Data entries
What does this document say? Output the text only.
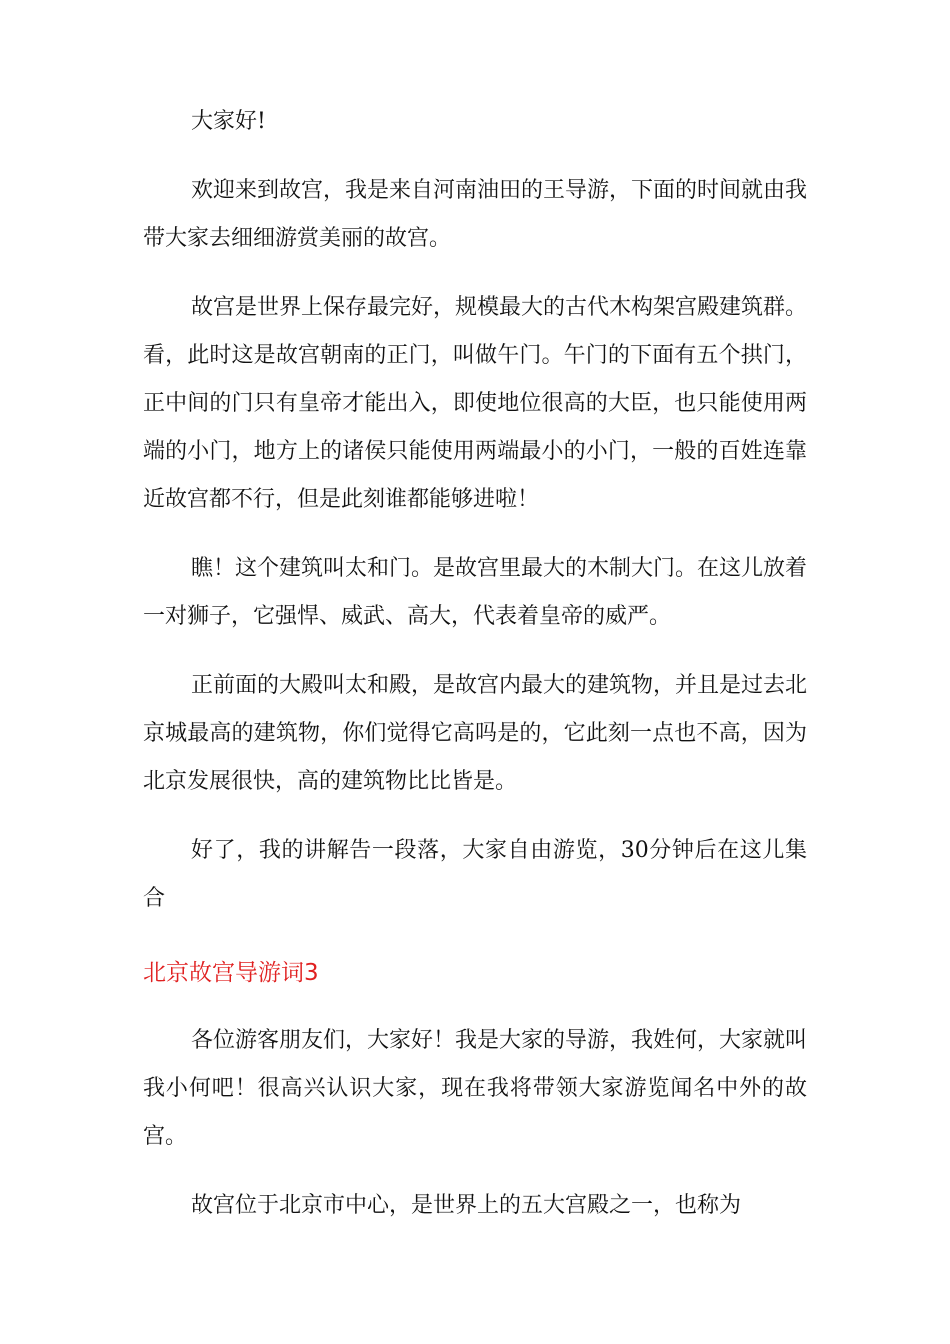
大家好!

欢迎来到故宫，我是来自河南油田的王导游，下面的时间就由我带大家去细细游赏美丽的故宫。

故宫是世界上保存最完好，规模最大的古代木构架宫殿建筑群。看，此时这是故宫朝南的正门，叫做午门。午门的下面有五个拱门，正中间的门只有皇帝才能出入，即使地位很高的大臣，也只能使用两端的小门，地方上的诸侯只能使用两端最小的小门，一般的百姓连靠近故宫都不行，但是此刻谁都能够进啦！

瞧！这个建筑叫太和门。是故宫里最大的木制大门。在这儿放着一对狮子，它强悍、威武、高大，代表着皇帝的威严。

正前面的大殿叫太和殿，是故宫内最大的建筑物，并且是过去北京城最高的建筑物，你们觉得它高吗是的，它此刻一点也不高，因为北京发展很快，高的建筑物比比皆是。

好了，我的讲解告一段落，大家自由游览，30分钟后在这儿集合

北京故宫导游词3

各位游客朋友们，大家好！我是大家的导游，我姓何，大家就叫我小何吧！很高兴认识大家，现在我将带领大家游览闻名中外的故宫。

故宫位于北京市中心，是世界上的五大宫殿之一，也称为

==

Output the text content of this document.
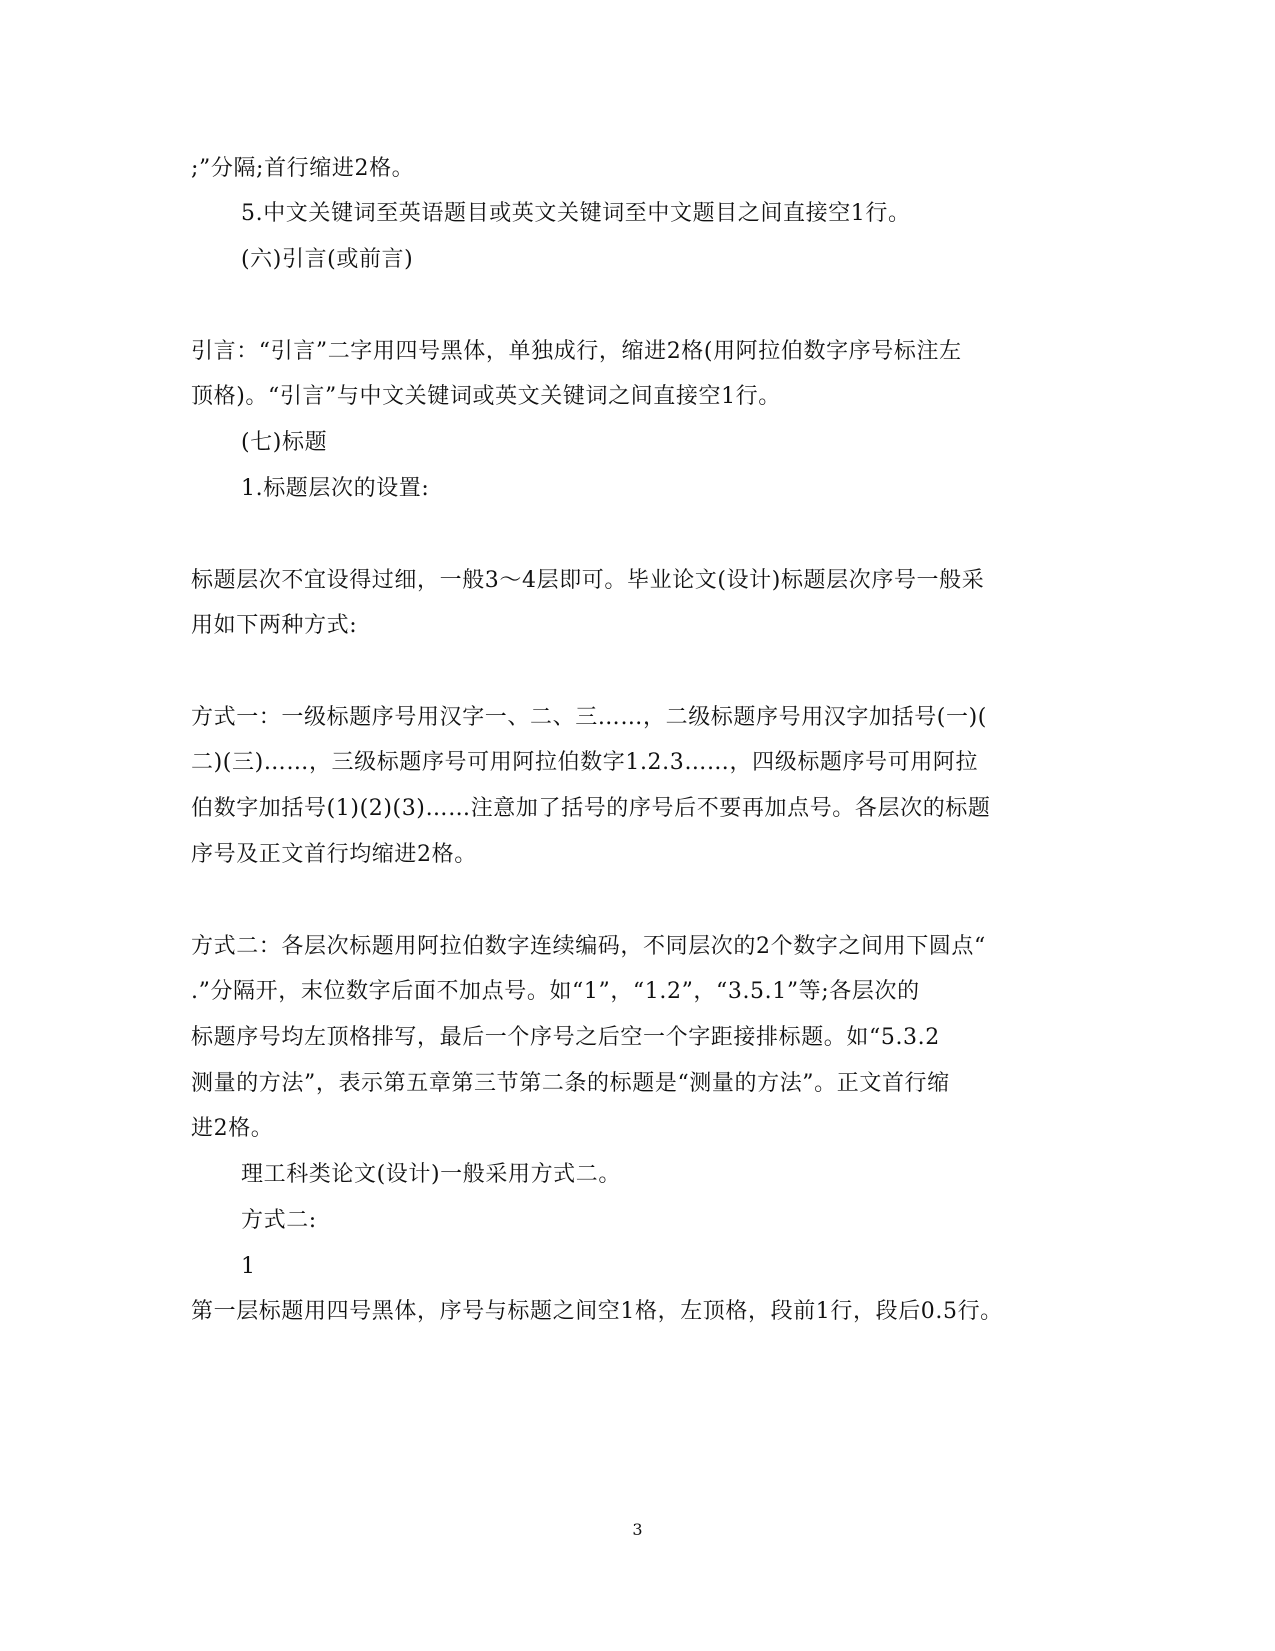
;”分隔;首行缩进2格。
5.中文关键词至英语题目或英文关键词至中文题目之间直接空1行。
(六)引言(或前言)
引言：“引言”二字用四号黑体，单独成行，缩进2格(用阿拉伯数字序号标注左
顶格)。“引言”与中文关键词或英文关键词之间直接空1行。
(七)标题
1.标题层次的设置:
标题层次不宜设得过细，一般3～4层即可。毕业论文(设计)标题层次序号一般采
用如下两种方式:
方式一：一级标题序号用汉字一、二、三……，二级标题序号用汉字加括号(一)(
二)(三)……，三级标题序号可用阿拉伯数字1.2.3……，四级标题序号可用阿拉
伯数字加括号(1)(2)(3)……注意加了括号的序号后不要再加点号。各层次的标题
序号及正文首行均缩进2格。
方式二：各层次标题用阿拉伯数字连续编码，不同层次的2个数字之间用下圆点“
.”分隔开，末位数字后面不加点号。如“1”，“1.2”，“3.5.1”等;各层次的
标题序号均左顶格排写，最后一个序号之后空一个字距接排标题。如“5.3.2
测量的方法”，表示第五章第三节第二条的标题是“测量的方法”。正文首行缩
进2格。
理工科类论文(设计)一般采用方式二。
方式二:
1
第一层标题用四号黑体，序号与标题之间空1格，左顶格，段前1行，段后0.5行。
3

▶ _INSTRUCTIONS TO FOLLOW_
Filter the records above for lines containing the word "text", and copy those lines.

▶ _SOLUTION BELOW_
What does this document say? Output the text only.
Output the text content of this document.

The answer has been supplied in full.